### What to produce
Copy out the lines from the start of the records up to and including the line with "data-label-bg bbox=[657, 85, 690, 100]", keeping each one word for word.

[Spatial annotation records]
----------

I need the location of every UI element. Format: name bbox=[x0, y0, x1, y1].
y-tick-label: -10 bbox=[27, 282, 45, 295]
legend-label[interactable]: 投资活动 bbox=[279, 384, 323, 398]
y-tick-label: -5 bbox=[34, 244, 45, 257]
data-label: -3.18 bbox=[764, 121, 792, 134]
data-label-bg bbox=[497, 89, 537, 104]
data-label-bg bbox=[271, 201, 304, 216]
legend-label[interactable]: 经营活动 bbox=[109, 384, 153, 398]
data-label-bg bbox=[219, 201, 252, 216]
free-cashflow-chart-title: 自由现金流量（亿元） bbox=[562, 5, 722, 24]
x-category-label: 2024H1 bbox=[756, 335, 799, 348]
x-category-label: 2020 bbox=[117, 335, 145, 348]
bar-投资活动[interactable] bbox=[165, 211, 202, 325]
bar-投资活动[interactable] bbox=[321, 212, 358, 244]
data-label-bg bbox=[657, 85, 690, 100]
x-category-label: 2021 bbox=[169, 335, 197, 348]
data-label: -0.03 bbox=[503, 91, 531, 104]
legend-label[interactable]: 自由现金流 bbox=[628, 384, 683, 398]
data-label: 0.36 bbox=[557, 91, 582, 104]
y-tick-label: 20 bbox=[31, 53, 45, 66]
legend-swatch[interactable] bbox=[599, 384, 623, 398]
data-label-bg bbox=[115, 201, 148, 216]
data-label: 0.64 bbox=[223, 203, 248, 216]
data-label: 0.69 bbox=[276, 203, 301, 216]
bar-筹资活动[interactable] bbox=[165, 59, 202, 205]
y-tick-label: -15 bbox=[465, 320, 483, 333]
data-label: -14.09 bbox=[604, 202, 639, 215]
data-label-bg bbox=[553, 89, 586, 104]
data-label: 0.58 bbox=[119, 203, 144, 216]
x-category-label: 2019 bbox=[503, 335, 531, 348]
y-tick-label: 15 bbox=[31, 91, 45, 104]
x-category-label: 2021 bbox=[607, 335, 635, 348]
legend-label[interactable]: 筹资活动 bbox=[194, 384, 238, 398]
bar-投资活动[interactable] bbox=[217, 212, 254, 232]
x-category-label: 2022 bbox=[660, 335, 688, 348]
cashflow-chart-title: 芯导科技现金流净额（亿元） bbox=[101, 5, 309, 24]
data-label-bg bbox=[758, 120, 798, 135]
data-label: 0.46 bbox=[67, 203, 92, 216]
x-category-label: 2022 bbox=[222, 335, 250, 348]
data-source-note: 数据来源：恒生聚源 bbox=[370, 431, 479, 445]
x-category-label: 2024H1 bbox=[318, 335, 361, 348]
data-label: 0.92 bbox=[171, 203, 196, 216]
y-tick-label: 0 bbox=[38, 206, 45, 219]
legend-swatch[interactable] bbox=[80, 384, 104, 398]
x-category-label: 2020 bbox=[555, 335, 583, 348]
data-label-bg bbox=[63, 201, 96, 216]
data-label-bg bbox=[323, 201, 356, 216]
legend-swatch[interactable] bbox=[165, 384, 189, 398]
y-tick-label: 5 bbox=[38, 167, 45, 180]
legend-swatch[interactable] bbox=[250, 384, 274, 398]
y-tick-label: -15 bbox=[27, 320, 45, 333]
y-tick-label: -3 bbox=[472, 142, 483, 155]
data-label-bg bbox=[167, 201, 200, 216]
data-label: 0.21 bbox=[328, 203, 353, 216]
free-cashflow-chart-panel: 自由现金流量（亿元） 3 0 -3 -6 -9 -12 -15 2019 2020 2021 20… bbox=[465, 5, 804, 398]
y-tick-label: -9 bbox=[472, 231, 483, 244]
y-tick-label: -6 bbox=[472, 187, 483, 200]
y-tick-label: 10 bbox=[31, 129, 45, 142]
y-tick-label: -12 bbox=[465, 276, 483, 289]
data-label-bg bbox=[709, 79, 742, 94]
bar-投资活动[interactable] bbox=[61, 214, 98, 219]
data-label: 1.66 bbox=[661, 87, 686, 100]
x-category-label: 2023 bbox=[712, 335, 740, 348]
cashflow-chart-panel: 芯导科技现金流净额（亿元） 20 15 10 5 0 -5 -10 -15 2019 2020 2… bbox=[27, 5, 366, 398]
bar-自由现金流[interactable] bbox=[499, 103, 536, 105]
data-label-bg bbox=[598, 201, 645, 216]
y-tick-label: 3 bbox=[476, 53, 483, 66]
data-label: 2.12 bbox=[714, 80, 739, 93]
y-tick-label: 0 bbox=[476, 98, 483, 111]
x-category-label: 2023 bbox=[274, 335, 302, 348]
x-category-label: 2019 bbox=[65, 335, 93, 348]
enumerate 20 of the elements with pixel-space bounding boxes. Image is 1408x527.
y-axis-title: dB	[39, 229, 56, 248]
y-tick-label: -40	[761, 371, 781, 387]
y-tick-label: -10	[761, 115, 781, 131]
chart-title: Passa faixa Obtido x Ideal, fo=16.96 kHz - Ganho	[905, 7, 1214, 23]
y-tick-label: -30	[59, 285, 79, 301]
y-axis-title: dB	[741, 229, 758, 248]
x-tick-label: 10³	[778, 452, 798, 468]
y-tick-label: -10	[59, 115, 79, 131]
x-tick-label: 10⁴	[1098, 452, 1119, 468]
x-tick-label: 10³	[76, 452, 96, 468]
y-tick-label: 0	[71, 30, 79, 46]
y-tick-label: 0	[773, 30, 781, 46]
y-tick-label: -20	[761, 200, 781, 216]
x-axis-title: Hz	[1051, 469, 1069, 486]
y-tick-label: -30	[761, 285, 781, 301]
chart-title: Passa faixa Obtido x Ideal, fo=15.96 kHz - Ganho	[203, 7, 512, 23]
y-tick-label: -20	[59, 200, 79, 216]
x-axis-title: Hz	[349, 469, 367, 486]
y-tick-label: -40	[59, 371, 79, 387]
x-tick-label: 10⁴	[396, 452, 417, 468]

----------

### Output of the task
I need the location of every UI element. Format: name bbox=[x0, y0, x1, y1].
y-tick-label: -10 bbox=[27, 282, 45, 295]
legend-label[interactable]: 投资活动 bbox=[279, 384, 323, 398]
y-tick-label: -5 bbox=[34, 244, 45, 257]
data-label: -3.18 bbox=[764, 121, 792, 134]
data-label-bg bbox=[497, 89, 537, 104]
data-label-bg bbox=[271, 201, 304, 216]
legend-label[interactable]: 经营活动 bbox=[109, 384, 153, 398]
data-label-bg bbox=[219, 201, 252, 216]
free-cashflow-chart-title: 自由现金流量（亿元） bbox=[562, 5, 722, 24]
x-category-label: 2024H1 bbox=[756, 335, 799, 348]
x-category-label: 2020 bbox=[117, 335, 145, 348]
bar-投资活动[interactable] bbox=[165, 211, 202, 325]
bar-投资活动[interactable] bbox=[321, 212, 358, 244]
data-label-bg bbox=[657, 85, 690, 100]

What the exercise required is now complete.